== Text segment ==

American venture capitalist and blogger

Fred Wilson (born August 20, 1961) is an American businessman, venture capitalist and blogger. Wilson is the co-founder of Union Square Ventures, a New York City-based venture capital firm with investments in Web 2.0 companies such as Twitter, Tumblr, Foursquare, Zynga, Kickstarter, Etsy and MongoDB.

==Career==
Fred Wilson began his career as an associate and then became a General Partner at Euclid Partners. He worked at Euclid Partners from 1987 to 1996.

In 1996 Wilson and Jerry Colonna began Flatiron Partners, which was named after the Flatiron District. Based in New York City, it grew into an investment fund that focused primarily on follow-on investing, with investments in notable dot-com bubble successes and failures, including Alacra, comScore Networks, GeoCities, Kozmo.com, The New York Times Digital, PlanetOut, Return Path, Scout electromedia, Standard Media International, Starmedia, Favemail, and VitaminShoppe.com. The firm's 1996 fund capitalized at $150 million with two investors: SOFTBANK Technology Ventures and Chase Capital Partners, the private-equity arm of Chase Manhattan Corp. The firm later raised another fund capitalized at $500 million with Chase Capital Partners as the sole active LP. In 2001 Wilson and Colonna shut down Flatiron.

In 2004 Wilson and Brad Burnham founded Union Square Ventures. TheFunded.com, a social networking site for technology entrepreneurs, rated him their favorite venture capitalist in 2007.

Wilson was a judge for Mayor Michael Bloomberg's NYC BigApps competition in NYC.

==Blogging==
Wilson publishes a blog called AVC: musings of a VC in NYC. Wilson publishes one post per day, usually on a topic related to venture capital entrepreneurship or the Internet.

==Personal life==
Wilson attended high school at James I. O'Neill High School. Wilson is married to Joanne Wilson, a prominent angel investor and author of the Gotham Gal blog. They have three children and live in New York City and Venice Beach. All of his children attended Wesleyan University.

Wilson has a bachelor's degree in Mechanical Engineering from MIT and an MBA from the Wharton School of the University of Pennsylvania.

He is an active philanthropist and community advocate having worked on initiatives including the redevelopment of Union Square and Madison Square in New York City. He is also a board member of DonorsChoose.org, an online charity that connects individuals to classrooms in need. Currently, Wilson is involved in the Pier 40 Partnership.

===

**Exercises**
- 1) Return the part of the Fred Wilson biography between "Wilson has a" and "Pier 40 Partnership.", inclusive.
- 2) Name every company the Fred Wilson biography gives as an investment of Union Square Ventures.

== Recorded data ==

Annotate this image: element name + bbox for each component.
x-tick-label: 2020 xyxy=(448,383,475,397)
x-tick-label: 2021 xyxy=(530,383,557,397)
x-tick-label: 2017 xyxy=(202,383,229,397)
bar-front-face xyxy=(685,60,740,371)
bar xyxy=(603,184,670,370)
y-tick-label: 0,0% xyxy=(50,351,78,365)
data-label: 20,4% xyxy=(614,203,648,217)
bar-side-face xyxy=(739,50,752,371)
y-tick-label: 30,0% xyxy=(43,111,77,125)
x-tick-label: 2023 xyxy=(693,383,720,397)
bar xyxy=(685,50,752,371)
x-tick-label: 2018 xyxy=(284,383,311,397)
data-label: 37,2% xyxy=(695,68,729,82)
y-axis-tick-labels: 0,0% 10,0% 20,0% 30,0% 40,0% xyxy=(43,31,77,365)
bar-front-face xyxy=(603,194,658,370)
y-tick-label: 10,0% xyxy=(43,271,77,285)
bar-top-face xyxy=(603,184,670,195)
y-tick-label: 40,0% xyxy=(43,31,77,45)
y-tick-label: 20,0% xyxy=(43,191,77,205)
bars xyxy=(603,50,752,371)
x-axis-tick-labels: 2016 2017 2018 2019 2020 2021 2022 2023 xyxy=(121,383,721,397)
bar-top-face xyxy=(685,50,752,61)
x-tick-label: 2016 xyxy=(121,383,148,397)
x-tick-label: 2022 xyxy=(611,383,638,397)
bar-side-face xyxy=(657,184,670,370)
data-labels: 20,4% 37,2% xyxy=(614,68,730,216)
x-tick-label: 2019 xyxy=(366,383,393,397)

===

**Task-by-task results**
- 1)
Wilson has a bachelor's degree in Mechanical Engineering from MIT and an MBA from the Wharton School of the University of Pennsylvania.

He is an active philanthropist and community advocate having worked on initiatives including the redevelopment of Union Square and Madison Square in New York City. He is also a board member of DonorsChoose.org, an online charity that connects individuals to classrooms in need. Currently, Wilson is involved in the Pier 40 Partnership.

- 2) Twitter, Tumblr, Foursquare, Zynga, Kickstarter, Etsy, MongoDB